• Task requirements: Repeat the records exactly. Every line must match.

Dataset entries:
....................

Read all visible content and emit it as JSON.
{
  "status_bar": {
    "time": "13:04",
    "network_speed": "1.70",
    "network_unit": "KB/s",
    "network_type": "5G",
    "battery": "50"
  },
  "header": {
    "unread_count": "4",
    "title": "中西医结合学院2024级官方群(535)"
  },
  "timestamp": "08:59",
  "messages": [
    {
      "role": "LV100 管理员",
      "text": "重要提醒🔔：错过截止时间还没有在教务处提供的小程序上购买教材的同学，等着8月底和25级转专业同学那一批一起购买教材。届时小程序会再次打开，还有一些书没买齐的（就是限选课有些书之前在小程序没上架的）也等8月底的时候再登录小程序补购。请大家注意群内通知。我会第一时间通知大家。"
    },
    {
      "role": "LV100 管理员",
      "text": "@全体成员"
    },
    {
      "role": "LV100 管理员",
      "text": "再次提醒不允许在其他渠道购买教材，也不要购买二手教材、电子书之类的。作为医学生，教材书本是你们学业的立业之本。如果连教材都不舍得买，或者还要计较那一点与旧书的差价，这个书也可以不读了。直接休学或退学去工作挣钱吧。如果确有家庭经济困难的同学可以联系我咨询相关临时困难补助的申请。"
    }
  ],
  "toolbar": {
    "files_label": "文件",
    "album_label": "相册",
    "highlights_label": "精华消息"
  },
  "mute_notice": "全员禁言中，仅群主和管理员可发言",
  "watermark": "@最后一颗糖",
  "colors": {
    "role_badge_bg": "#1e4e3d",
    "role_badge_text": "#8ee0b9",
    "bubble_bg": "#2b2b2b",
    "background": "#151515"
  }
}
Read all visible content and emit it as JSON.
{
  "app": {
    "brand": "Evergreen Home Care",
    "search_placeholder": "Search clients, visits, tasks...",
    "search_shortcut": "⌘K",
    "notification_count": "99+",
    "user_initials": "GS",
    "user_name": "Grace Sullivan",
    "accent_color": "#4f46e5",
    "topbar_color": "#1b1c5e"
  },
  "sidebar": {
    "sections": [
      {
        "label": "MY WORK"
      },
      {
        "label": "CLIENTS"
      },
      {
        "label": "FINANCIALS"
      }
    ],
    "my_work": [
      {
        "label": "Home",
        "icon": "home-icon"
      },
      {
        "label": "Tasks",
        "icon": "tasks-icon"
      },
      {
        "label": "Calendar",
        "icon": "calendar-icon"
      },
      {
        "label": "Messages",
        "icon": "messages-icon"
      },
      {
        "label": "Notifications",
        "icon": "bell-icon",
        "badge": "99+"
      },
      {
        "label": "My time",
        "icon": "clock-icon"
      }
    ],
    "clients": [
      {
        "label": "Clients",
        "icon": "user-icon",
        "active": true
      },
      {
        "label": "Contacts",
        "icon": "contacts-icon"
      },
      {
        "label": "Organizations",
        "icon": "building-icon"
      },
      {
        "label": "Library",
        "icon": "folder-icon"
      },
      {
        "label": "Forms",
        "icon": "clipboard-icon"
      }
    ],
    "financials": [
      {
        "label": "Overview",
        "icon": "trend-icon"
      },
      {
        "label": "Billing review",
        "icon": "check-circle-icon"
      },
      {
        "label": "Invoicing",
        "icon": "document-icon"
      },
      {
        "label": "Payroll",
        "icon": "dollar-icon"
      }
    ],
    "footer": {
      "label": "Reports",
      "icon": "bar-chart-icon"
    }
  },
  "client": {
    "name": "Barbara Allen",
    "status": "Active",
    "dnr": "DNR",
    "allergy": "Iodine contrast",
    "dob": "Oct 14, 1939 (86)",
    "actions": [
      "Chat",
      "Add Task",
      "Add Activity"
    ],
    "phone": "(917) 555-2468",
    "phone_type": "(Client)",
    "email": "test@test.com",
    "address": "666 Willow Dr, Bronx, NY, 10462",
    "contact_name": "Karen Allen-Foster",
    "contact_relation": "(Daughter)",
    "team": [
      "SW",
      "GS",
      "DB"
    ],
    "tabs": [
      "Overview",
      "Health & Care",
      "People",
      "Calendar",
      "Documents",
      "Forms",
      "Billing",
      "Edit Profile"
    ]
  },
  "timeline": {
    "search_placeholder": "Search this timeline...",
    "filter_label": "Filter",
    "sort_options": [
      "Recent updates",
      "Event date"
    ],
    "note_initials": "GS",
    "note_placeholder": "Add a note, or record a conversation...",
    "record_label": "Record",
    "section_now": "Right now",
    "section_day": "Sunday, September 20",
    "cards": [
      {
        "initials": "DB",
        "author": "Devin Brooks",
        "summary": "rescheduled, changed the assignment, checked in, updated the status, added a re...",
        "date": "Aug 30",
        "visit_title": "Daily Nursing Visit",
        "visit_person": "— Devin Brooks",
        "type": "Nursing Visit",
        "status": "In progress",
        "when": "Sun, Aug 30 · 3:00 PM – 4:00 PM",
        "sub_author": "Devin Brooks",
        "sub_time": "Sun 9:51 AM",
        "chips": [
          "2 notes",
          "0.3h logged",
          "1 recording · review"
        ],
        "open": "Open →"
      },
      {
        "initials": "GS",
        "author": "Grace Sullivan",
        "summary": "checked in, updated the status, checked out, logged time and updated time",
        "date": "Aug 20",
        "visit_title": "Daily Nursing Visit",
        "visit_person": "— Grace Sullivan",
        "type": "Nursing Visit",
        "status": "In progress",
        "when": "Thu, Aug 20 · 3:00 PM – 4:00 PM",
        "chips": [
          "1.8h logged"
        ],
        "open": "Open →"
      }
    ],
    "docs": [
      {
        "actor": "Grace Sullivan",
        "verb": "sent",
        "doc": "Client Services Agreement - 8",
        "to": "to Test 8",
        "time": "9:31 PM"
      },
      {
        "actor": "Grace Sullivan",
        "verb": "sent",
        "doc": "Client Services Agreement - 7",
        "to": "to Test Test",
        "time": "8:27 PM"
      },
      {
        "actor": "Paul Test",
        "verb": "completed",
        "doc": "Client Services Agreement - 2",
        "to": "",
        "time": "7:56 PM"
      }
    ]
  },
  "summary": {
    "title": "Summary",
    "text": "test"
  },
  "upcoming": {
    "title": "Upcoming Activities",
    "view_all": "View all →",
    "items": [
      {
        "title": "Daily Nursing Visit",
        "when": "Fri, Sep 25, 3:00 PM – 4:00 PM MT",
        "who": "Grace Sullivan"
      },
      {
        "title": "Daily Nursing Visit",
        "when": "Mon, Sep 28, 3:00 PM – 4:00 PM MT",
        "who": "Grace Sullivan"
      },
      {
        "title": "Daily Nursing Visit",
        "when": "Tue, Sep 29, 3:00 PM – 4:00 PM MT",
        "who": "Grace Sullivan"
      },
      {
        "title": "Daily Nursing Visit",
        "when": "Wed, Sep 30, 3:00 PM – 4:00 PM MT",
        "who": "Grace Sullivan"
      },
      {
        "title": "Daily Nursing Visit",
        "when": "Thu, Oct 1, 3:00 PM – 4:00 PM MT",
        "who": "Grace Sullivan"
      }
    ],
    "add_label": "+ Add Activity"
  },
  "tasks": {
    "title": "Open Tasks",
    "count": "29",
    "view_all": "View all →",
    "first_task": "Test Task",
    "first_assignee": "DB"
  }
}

....................

• Output for this exercise:
Read all visible content and emit it as JSON.
{
  "status_bar": {
    "time": "13:04",
    "network_speed": "1.70",
    "network_unit": "KB/s",
    "network_type": "5G",
    "battery": "50"
  },
  "header": {
    "unread_count": "4",
    "title": "中西医结合学院2024级官方群(535)"
  },
  "timestamp": "08:59",
  "messages": [
    {
      "role": "LV100 管理员",
      "text": "重要提醒🔔：错过截止时间还没有在教务处提供的小程序上购买教材的同学，等着8月底和25级转专业同学那一批一起购买教材。届时小程序会再次打开，还有一些书没买齐的（就是限选课有些书之前在小程序没上架的）也等8月底的时候再登录小程序补购。请大家注意群内通知。我会第一时间通知大家。"
    },
    {
      "role": "LV100 管理员",
      "text": "@全体成员"
    },
    {
      "role": "LV100 管理员",
      "text": "再次提醒不允许在其他渠道购买教材，也不要购买二手教材、电子书之类的。作为医学生，教材书本是你们学业的立业之本。如果连教材都不舍得买，或者还要计较那一点与旧书的差价，这个书也可以不读了。直接休学或退学去工作挣钱吧。如果确有家庭经济困难的同学可以联系我咨询相关临时困难补助的申请。"
    }
  ],
  "toolbar": {
    "files_label": "文件",
    "album_label": "相册",
    "highlights_label": "精华消息"
  },
  "mute_notice": "全员禁言中，仅群主和管理员可发言",
  "watermark": "@最后一颗糖",
  "colors": {
    "role_badge_bg": "#1e4e3d",
    "role_badge_text": "#8ee0b9",
    "bubble_bg": "#2b2b2b",
    "background": "#151515"
  }
}
Read all visible content and emit it as JSON.
{
  "app": {
    "brand": "Evergreen Home Care",
    "search_placeholder": "Search clients, visits, tasks...",
    "search_shortcut": "⌘K",
    "notification_count": "99+",
    "user_initials": "GS",
    "user_name": "Grace Sullivan",
    "accent_color": "#4f46e5",
    "topbar_color": "#1b1c5e"
  },
  "sidebar": {
    "sections": [
      {
        "label": "MY WORK"
      },
      {
        "label": "CLIENTS"
      },
      {
        "label": "FINANCIALS"
      }
    ],
    "my_work": [
      {
        "label": "Home",
        "icon": "home-icon"
      },
      {
        "label": "Tasks",
        "icon": "tasks-icon"
      },
      {
        "label": "Calendar",
        "icon": "calendar-icon"
      },
      {
        "label": "Messages",
        "icon": "messages-icon"
      },
      {
        "label": "Notifications",
        "icon": "bell-icon",
        "badge": "99+"
      },
      {
        "label": "My time",
        "icon": "clock-icon"
      }
    ],
    "clients": [
      {
        "label": "Clients",
        "icon": "user-icon",
        "active": true
      },
      {
        "label": "Contacts",
        "icon": "contacts-icon"
      },
      {
        "label": "Organizations",
        "icon": "building-icon"
      },
      {
        "label": "Library",
        "icon": "folder-icon"
      },
      {
        "label": "Forms",
        "icon": "clipboard-icon"
      }
    ],
    "financials": [
      {
        "label": "Overview",
        "icon": "trend-icon"
      },
      {
        "label": "Billing review",
        "icon": "check-circle-icon"
      },
      {
        "label": "Invoicing",
        "icon": "document-icon"
      },
      {
        "label": "Payroll",
        "icon": "dollar-icon"
      }
    ],
    "footer": {
      "label": "Reports",
      "icon": "bar-chart-icon"
    }
  },
  "client": {
    "name": "Barbara Allen",
    "status": "Active",
    "dnr": "DNR",
    "allergy": "Iodine contrast",
    "dob": "Oct 14, 1939 (86)",
    "actions": [
      "Chat",
      "Add Task",
      "Add Activity"
    ],
    "phone": "(917) 555-2468",
    "phone_type": "(Client)",
    "email": "test@test.com",
    "address": "666 Willow Dr, Bronx, NY, 10462",
    "contact_name": "Karen Allen-Foster",
    "contact_relation": "(Daughter)",
    "team": [
      "SW",
      "GS",
      "DB"
    ],
    "tabs": [
      "Overview",
      "Health & Care",
      "People",
      "Calendar",
      "Documents",
      "Forms",
      "Billing",
      "Edit Profile"
    ]
  },
  "timeline": {
    "search_placeholder": "Search this timeline...",
    "filter_label": "Filter",
    "sort_options": [
      "Recent updates",
      "Event date"
    ],
    "note_initials": "GS",
    "note_placeholder": "Add a note, or record a conversation...",
    "record_label": "Record",
    "section_now": "Right now",
    "section_day": "Sunday, September 20",
    "cards": [
      {
        "initials": "DB",
        "author": "Devin Brooks",
        "summary": "rescheduled, changed the assignment, checked in, updated the status, added a re...",
        "date": "Aug 30",
        "visit_title": "Daily Nursing Visit",
        "visit_person": "— Devin Brooks",
        "type": "Nursing Visit",
        "status": "In progress",
        "when": "Sun, Aug 30 · 3:00 PM – 4:00 PM",
        "sub_author": "Devin Brooks",
        "sub_time": "Sun 9:51 AM",
        "chips": [
          "2 notes",
          "0.3h logged",
          "1 recording · review"
        ],
        "open": "Open →"
      },
      {
        "initials": "GS",
        "author": "Grace Sullivan",
        "summary": "checked in, updated the status, checked out, logged time and updated time",
        "date": "Aug 20",
        "visit_title": "Daily Nursing Visit",
        "visit_person": "— Grace Sullivan",
        "type": "Nursing Visit",
        "status": "In progress",
        "when": "Thu, Aug 20 · 3:00 PM – 4:00 PM",
        "chips": [
          "1.8h logged"
        ],
        "open": "Open →"
      }
    ],
    "docs": [
      {
        "actor": "Grace Sullivan",
        "verb": "sent",
        "doc": "Client Services Agreement - 8",
        "to": "to Test 8",
        "time": "9:31 PM"
      },
      {
        "actor": "Grace Sullivan",
        "verb": "sent",
        "doc": "Client Services Agreement - 7",
        "to": "to Test Test",
        "time": "8:27 PM"
      },
      {
        "actor": "Paul Test",
        "verb": "completed",
        "doc": "Client Services Agreement - 2",
        "to": "",
        "time": "7:56 PM"
      }
    ]
  },
  "summary": {
    "title": "Summary",
    "text": "test"
  },
  "upcoming": {
    "title": "Upcoming Activities",
    "view_all": "View all →",
    "items": [
      {
        "title": "Daily Nursing Visit",
        "when": "Fri, Sep 25, 3:00 PM – 4:00 PM MT",
        "who": "Grace Sullivan"
      },
      {
        "title": "Daily Nursing Visit",
        "when": "Mon, Sep 28, 3:00 PM – 4:00 PM MT",
        "who": "Grace Sullivan"
      },
      {
        "title": "Daily Nursing Visit",
        "when": "Tue, Sep 29, 3:00 PM – 4:00 PM MT",
        "who": "Grace Sullivan"
      },
      {
        "title": "Daily Nursing Visit",
        "when": "Wed, Sep 30, 3:00 PM – 4:00 PM MT",
        "who": "Grace Sullivan"
      },
      {
        "title": "Daily Nursing Visit",
        "when": "Thu, Oct 1, 3:00 PM – 4:00 PM MT",
        "who": "Grace Sullivan"
      }
    ],
    "add_label": "+ Add Activity"
  },
  "tasks": {
    "title": "Open Tasks",
    "count": "29",
    "view_all": "View all →",
    "first_task": "Test Task",
    "first_assignee": "DB"
  }
}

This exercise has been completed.